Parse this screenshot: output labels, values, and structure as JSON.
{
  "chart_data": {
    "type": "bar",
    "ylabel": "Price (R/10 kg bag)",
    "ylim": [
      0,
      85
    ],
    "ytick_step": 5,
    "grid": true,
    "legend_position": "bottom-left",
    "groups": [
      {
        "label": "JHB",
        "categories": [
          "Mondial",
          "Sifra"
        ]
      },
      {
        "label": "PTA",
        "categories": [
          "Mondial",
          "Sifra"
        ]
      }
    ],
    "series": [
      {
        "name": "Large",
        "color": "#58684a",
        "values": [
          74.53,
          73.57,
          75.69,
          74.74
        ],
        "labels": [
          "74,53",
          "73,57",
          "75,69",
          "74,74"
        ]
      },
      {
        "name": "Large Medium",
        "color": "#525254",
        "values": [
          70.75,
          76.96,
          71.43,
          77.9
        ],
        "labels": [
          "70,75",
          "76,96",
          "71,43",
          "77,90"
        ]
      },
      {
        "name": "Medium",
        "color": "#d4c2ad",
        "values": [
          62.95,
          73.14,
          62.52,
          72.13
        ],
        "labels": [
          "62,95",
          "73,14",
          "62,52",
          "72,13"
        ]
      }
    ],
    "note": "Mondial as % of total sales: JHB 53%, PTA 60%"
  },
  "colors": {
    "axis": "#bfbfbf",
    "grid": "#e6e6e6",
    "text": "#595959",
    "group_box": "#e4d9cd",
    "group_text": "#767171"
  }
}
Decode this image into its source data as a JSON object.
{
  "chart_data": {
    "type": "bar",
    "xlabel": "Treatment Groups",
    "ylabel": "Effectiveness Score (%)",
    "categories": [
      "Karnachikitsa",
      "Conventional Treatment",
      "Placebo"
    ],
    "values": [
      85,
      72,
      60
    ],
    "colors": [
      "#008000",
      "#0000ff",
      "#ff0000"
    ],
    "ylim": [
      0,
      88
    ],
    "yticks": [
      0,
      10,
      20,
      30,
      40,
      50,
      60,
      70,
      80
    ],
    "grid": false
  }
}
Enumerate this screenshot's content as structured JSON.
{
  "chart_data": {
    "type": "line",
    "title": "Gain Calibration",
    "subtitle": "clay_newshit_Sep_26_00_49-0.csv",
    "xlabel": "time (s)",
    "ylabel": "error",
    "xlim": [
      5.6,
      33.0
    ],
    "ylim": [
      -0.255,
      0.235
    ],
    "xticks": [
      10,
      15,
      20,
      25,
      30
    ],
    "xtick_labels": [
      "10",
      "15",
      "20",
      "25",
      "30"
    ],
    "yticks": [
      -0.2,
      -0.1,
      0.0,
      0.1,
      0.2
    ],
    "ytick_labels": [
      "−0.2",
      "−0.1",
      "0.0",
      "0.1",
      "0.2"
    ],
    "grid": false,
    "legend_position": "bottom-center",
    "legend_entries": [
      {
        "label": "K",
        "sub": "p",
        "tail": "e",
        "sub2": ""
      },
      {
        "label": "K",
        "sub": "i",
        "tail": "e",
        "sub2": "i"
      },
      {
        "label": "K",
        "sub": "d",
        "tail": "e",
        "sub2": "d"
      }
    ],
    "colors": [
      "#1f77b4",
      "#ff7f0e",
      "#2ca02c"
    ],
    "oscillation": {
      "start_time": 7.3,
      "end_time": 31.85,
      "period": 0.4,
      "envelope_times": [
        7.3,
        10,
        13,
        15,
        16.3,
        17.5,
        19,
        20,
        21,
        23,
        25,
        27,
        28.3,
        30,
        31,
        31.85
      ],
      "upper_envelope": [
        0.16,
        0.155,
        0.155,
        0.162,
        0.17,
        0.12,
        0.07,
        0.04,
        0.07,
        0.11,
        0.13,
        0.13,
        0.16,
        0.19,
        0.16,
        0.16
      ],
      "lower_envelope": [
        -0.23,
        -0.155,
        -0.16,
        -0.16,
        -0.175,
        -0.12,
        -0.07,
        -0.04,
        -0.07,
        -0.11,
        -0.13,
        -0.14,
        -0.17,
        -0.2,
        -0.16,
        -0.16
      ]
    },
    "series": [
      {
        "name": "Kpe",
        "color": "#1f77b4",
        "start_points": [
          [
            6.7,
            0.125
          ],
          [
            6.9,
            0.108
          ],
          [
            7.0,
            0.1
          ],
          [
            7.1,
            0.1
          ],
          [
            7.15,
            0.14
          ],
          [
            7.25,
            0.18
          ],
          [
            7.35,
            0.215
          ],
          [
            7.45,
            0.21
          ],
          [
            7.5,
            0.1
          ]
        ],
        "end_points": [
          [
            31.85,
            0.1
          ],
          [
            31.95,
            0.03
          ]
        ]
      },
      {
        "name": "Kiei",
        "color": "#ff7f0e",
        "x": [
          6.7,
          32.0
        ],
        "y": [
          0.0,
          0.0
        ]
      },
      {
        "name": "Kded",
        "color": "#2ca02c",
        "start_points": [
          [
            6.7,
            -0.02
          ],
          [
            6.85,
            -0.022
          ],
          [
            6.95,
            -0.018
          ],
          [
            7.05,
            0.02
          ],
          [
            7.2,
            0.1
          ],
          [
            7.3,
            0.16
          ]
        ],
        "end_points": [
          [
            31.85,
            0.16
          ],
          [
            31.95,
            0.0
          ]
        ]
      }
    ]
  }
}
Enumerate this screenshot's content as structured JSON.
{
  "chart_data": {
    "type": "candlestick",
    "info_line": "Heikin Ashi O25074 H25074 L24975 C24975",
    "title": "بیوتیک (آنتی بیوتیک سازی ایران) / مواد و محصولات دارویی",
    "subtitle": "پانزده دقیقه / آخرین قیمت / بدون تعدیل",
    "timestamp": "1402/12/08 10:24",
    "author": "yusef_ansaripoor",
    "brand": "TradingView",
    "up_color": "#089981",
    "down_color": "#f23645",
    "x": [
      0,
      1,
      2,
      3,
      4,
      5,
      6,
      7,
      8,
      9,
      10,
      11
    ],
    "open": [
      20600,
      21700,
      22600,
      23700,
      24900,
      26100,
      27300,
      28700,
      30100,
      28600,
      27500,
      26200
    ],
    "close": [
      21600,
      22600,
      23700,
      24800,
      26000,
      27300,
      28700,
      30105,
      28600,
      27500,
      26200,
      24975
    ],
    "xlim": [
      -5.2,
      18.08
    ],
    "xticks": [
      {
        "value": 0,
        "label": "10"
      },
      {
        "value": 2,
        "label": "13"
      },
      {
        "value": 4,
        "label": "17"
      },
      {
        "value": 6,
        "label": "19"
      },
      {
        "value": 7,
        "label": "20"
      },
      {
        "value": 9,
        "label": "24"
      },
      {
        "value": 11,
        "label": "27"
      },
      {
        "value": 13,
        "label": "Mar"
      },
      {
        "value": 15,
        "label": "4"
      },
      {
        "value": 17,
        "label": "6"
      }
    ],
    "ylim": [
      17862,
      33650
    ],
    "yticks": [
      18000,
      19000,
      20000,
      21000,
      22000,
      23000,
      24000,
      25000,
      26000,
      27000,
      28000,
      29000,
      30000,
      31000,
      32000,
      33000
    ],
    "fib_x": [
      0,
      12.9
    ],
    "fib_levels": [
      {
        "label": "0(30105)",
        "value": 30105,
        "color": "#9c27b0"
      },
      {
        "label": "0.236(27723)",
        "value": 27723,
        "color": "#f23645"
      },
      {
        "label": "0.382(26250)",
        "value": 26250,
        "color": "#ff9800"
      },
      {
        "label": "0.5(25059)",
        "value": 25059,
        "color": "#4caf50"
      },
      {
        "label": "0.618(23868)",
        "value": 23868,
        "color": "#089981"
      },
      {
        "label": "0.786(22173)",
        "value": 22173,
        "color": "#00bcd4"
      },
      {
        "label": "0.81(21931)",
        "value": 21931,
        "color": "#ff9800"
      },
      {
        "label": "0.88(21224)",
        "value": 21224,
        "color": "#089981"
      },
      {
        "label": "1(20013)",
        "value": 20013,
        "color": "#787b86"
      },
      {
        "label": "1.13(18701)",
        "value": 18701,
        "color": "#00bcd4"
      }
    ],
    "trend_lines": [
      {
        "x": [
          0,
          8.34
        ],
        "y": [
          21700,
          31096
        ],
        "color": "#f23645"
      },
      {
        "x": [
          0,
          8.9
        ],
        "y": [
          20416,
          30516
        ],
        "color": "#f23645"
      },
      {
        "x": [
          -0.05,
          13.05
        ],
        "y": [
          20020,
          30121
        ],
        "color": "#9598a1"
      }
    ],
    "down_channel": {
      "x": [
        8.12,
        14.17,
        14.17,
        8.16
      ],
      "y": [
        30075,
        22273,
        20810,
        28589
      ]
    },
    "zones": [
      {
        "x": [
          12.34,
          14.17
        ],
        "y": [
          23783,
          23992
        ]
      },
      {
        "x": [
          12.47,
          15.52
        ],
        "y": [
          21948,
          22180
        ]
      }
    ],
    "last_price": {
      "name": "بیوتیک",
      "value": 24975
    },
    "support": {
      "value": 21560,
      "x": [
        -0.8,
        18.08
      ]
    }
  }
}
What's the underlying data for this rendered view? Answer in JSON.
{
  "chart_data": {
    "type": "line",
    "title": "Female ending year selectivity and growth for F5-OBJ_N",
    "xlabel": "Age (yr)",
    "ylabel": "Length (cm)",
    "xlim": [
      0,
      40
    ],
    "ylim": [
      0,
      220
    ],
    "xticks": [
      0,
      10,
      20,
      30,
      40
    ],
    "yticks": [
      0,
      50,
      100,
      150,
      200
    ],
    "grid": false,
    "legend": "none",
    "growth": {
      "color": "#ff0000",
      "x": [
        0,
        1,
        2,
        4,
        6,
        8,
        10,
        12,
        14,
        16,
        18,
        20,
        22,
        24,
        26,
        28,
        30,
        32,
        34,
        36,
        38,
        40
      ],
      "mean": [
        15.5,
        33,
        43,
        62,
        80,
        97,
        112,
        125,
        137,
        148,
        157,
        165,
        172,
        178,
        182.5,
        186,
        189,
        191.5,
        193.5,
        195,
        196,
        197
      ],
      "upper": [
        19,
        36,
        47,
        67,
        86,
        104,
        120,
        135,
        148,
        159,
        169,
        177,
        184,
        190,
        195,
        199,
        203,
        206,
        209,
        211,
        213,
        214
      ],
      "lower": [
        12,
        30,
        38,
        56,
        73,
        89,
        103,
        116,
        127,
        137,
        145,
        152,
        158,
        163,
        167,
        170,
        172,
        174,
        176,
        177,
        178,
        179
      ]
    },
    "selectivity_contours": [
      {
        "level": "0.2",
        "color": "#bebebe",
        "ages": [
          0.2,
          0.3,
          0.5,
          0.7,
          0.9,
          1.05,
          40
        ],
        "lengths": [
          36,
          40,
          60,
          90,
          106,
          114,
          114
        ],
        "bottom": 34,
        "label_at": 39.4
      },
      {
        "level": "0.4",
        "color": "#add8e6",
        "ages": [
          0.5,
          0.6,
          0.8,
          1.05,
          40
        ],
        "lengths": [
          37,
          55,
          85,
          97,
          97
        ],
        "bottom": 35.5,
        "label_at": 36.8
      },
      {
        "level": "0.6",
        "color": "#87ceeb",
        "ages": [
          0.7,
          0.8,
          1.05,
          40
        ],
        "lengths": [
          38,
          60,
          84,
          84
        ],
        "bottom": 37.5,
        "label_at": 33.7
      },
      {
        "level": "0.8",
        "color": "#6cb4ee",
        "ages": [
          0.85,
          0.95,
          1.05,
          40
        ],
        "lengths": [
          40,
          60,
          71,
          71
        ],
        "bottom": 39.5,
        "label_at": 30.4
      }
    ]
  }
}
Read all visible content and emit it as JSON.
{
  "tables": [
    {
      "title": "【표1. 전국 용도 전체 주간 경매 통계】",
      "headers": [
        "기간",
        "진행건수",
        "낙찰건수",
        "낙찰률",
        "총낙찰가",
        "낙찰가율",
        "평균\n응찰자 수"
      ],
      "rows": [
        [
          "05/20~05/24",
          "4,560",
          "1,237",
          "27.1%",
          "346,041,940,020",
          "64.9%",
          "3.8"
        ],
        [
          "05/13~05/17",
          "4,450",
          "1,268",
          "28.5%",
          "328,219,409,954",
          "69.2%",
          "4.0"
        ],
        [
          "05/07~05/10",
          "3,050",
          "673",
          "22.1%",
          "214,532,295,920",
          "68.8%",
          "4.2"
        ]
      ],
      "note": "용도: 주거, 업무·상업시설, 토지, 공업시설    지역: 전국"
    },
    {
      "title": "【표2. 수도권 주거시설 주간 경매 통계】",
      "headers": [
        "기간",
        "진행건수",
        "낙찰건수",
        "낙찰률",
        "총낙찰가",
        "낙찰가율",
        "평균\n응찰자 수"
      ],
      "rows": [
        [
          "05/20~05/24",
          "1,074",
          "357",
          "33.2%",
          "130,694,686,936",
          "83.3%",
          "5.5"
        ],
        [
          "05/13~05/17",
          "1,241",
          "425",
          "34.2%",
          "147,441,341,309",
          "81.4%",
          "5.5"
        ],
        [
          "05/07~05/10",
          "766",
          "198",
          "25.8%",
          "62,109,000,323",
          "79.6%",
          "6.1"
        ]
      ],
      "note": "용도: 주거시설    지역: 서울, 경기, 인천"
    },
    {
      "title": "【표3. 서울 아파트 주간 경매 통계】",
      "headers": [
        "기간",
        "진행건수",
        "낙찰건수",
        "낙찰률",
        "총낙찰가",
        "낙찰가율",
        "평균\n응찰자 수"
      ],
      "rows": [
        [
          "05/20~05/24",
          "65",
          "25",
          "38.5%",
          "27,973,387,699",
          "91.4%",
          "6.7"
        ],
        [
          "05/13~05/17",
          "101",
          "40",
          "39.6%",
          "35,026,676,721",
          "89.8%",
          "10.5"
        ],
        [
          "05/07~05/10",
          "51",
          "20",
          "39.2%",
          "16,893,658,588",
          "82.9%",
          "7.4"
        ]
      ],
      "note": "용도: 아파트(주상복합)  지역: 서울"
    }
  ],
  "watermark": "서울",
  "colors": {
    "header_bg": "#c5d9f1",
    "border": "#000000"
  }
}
⁂
▶ [The request]: Copy out every line of the material above that mentions the word "growth".

▶ [Exercise answer]:
    "title": "Female ending year selectivity and growth for F5-OBJ_N",
    "growth": {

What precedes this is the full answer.